-- BEGIN --

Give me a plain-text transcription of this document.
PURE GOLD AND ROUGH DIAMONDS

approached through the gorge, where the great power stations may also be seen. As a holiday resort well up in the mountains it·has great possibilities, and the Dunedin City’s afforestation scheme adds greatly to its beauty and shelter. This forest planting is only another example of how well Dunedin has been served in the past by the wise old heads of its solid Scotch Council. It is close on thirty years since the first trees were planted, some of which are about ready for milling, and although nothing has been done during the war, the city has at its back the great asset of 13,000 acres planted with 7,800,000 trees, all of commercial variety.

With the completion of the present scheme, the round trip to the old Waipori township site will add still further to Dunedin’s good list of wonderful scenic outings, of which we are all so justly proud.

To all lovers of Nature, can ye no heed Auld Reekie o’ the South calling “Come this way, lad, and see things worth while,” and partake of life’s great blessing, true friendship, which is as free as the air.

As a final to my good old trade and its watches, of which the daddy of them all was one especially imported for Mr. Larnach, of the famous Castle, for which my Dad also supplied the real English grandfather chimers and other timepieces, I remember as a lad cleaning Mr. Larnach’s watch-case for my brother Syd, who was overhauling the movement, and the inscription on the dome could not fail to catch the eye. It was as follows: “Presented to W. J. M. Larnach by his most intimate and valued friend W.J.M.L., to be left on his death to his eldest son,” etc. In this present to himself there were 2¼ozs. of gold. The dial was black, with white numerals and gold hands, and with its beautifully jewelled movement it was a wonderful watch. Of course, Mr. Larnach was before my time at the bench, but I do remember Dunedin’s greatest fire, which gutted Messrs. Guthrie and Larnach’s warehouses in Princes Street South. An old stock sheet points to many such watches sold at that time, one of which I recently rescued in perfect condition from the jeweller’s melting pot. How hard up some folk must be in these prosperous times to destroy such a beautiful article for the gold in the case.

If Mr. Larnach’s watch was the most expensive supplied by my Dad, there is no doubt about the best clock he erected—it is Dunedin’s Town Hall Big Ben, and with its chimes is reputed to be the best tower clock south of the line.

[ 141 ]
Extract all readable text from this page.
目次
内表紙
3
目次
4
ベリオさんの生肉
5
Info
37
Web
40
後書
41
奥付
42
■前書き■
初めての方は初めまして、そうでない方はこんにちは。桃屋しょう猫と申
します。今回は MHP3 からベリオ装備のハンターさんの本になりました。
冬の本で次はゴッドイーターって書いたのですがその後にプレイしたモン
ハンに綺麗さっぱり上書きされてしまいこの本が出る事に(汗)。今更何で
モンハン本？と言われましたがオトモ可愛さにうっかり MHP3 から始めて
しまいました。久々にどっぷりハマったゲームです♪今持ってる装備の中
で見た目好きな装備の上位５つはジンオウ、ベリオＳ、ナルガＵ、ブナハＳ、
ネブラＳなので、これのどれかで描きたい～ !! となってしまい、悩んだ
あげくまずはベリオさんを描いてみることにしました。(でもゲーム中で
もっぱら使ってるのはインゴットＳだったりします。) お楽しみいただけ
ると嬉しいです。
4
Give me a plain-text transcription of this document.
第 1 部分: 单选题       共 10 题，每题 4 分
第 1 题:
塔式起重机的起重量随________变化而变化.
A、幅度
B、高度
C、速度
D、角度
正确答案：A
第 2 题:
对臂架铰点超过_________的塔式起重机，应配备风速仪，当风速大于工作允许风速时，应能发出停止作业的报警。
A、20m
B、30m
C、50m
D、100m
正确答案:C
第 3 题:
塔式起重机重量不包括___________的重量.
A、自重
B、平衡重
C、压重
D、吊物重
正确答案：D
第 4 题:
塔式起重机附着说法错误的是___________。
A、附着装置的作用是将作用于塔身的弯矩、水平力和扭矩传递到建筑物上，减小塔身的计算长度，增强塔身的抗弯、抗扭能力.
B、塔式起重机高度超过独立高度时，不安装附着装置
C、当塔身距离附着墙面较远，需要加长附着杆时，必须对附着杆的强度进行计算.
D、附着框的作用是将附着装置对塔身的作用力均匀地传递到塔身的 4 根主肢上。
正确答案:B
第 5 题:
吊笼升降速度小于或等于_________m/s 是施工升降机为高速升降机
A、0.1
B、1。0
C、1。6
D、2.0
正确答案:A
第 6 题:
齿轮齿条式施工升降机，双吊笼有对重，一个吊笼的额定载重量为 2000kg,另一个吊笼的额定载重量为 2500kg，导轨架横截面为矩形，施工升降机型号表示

-- END --

EXERCISE BRIEF: The full set of records should be duplicated exactly.

COMPLETE ANSWER:
Give me a plain-text transcription of this document.
PURE GOLD AND ROUGH DIAMONDS

approached through the gorge, where the great power stations may also be seen. As a holiday resort well up in the mountains it·has great possibilities, and the Dunedin City’s afforestation scheme adds greatly to its beauty and shelter. This forest planting is only another example of how well Dunedin has been served in the past by the wise old heads of its solid Scotch Council. It is close on thirty years since the first trees were planted, some of which are about ready for milling, and although nothing has been done during the war, the city has at its back the great asset of 13,000 acres planted with 7,800,000 trees, all of commercial variety.

With the completion of the present scheme, the round trip to the old Waipori township site will add still further to Dunedin’s good list of wonderful scenic outings, of which we are all so justly proud.

To all lovers of Nature, can ye no heed Auld Reekie o’ the South calling “Come this way, lad, and see things worth while,” and partake of life’s great blessing, true friendship, which is as free as the air.

As a final to my good old trade and its watches, of which the daddy of them all was one especially imported for Mr. Larnach, of the famous Castle, for which my Dad also supplied the real English grandfather chimers and other timepieces, I remember as a lad cleaning Mr. Larnach’s watch-case for my brother Syd, who was overhauling the movement, and the inscription on the dome could not fail to catch the eye. It was as follows: “Presented to W. J. M. Larnach by his most intimate and valued friend W.J.M.L., to be left on his death to his eldest son,” etc. In this present to himself there were 2¼ozs. of gold. The dial was black, with white numerals and gold hands, and with its beautifully jewelled movement it was a wonderful watch. Of course, Mr. Larnach was before my time at the bench, but I do remember Dunedin’s greatest fire, which gutted Messrs. Guthrie and Larnach’s warehouses in Princes Street South. An old stock sheet points to many such watches sold at that time, one of which I recently rescued in perfect condition from the jeweller’s melting pot. How hard up some folk must be in these prosperous times to destroy such a beautiful article for the gold in the case.

If Mr. Larnach’s watch was the most expensive supplied by my Dad, there is no doubt about the best clock he erected—it is Dunedin’s Town Hall Big Ben, and with its chimes is reputed to be the best tower clock south of the line.

[ 141 ]
Extract all readable text from this page.
目次
内表紙
3
目次
4
ベリオさんの生肉
5
Info
37
Web
40
後書
41
奥付
42
■前書き■
初めての方は初めまして、そうでない方はこんにちは。桃屋しょう猫と申
します。今回は MHP3 からベリオ装備のハンターさんの本になりました。
冬の本で次はゴッドイーターって書いたのですがその後にプレイしたモン
ハンに綺麗さっぱり上書きされてしまいこの本が出る事に(汗)。今更何で
モンハン本？と言われましたがオトモ可愛さにうっかり MHP3 から始めて
しまいました。久々にどっぷりハマったゲームです♪今持ってる装備の中
で見た目好きな装備の上位５つはジンオウ、ベリオＳ、ナルガＵ、ブナハＳ、
ネブラＳなので、これのどれかで描きたい～ !! となってしまい、悩んだ
あげくまずはベリオさんを描いてみることにしました。(でもゲーム中で
もっぱら使ってるのはインゴットＳだったりします。) お楽しみいただけ
ると嬉しいです。
4
Give me a plain-text transcription of this document.
第 1 部分: 单选题       共 10 题，每题 4 分
第 1 题:
塔式起重机的起重量随________变化而变化.
A、幅度
B、高度
C、速度
D、角度
正确答案：A
第 2 题:
对臂架铰点超过_________的塔式起重机，应配备风速仪，当风速大于工作允许风速时，应能发出停止作业的报警。
A、20m
B、30m
C、50m
D、100m
正确答案:C
第 3 题:
塔式起重机重量不包括___________的重量.
A、自重
B、平衡重
C、压重
D、吊物重
正确答案：D
第 4 题:
塔式起重机附着说法错误的是___________。
A、附着装置的作用是将作用于塔身的弯矩、水平力和扭矩传递到建筑物上，减小塔身的计算长度，增强塔身的抗弯、抗扭能力.
B、塔式起重机高度超过独立高度时，不安装附着装置
C、当塔身距离附着墙面较远，需要加长附着杆时，必须对附着杆的强度进行计算.
D、附着框的作用是将附着装置对塔身的作用力均匀地传递到塔身的 4 根主肢上。
正确答案:B
第 5 题:
吊笼升降速度小于或等于_________m/s 是施工升降机为高速升降机
A、0.1
B、1。0
C、1。6
D、2.0
正确答案:A
第 6 题:
齿轮齿条式施工升降机，双吊笼有对重，一个吊笼的额定载重量为 2000kg,另一个吊笼的额定载重量为 2500kg，导轨架横截面为矩形，施工升降机型号表示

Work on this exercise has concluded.